=== Job ===
Return the lines from the start of the records through the line containing "Text: ⚡: ⚡ xyxy=(160,39,176,59)", both ends included, copied character for character.

>> START Given records

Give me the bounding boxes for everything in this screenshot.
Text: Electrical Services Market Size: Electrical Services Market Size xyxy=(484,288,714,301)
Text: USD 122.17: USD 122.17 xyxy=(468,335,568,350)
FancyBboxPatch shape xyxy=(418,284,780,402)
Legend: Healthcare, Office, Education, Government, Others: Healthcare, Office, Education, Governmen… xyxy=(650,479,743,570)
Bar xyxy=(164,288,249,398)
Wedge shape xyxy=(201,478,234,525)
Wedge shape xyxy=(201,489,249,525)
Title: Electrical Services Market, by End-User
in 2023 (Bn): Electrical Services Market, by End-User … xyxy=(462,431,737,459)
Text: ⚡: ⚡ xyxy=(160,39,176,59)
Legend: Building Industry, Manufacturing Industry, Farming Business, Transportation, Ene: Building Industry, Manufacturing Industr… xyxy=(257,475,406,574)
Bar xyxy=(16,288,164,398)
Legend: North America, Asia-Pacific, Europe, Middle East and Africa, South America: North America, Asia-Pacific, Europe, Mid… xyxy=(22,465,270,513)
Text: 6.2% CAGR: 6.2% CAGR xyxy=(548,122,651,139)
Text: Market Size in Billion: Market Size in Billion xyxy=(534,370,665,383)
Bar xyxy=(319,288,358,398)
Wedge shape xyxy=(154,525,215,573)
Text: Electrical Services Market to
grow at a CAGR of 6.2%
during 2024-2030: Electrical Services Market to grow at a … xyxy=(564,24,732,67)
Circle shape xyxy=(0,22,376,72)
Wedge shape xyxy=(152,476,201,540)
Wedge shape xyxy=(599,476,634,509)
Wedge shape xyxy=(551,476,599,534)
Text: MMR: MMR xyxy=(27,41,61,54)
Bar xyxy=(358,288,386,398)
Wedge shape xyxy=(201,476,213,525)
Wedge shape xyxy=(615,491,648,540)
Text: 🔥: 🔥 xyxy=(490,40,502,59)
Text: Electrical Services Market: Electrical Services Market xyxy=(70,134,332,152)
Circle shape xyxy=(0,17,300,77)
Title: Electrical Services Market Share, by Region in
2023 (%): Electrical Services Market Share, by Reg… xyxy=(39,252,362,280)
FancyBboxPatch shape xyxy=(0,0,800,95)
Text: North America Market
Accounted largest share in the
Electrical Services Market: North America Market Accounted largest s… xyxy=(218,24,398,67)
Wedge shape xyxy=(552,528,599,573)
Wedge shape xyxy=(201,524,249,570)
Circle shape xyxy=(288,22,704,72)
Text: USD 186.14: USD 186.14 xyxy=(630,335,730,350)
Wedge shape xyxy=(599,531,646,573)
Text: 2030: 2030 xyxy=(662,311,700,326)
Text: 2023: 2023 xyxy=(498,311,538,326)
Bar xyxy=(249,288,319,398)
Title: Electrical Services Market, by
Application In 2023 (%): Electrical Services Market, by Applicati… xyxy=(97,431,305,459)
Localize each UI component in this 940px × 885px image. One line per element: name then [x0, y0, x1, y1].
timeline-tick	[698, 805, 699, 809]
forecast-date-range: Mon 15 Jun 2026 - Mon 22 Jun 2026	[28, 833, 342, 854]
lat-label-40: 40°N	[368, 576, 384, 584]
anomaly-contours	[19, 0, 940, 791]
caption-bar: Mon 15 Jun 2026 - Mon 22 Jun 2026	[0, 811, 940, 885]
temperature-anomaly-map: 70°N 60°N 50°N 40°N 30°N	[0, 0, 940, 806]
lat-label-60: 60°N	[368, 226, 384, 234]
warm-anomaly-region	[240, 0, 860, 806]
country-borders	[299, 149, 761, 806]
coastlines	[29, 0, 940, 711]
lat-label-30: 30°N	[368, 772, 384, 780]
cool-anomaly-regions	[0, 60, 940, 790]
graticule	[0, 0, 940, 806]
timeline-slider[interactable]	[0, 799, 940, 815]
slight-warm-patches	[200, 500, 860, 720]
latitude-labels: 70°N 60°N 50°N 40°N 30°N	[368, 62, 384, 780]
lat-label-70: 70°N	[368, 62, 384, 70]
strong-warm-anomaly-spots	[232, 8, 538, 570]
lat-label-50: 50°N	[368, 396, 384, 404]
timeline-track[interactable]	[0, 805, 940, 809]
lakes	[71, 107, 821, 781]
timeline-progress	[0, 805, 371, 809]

>> END Given records

=== Solution ===
Give me the bounding boxes for everything in this screenshot.
Text: Electrical Services Market Size: Electrical Services Market Size xyxy=(484,288,714,301)
Text: USD 122.17: USD 122.17 xyxy=(468,335,568,350)
FancyBboxPatch shape xyxy=(418,284,780,402)
Legend: Healthcare, Office, Education, Government, Others: Healthcare, Office, Education, Governmen… xyxy=(650,479,743,570)
Bar xyxy=(164,288,249,398)
Wedge shape xyxy=(201,478,234,525)
Wedge shape xyxy=(201,489,249,525)
Title: Electrical Services Market, by End-User
in 2023 (Bn): Electrical Services Market, by End-User … xyxy=(462,431,737,459)
Text: ⚡: ⚡ xyxy=(160,39,176,59)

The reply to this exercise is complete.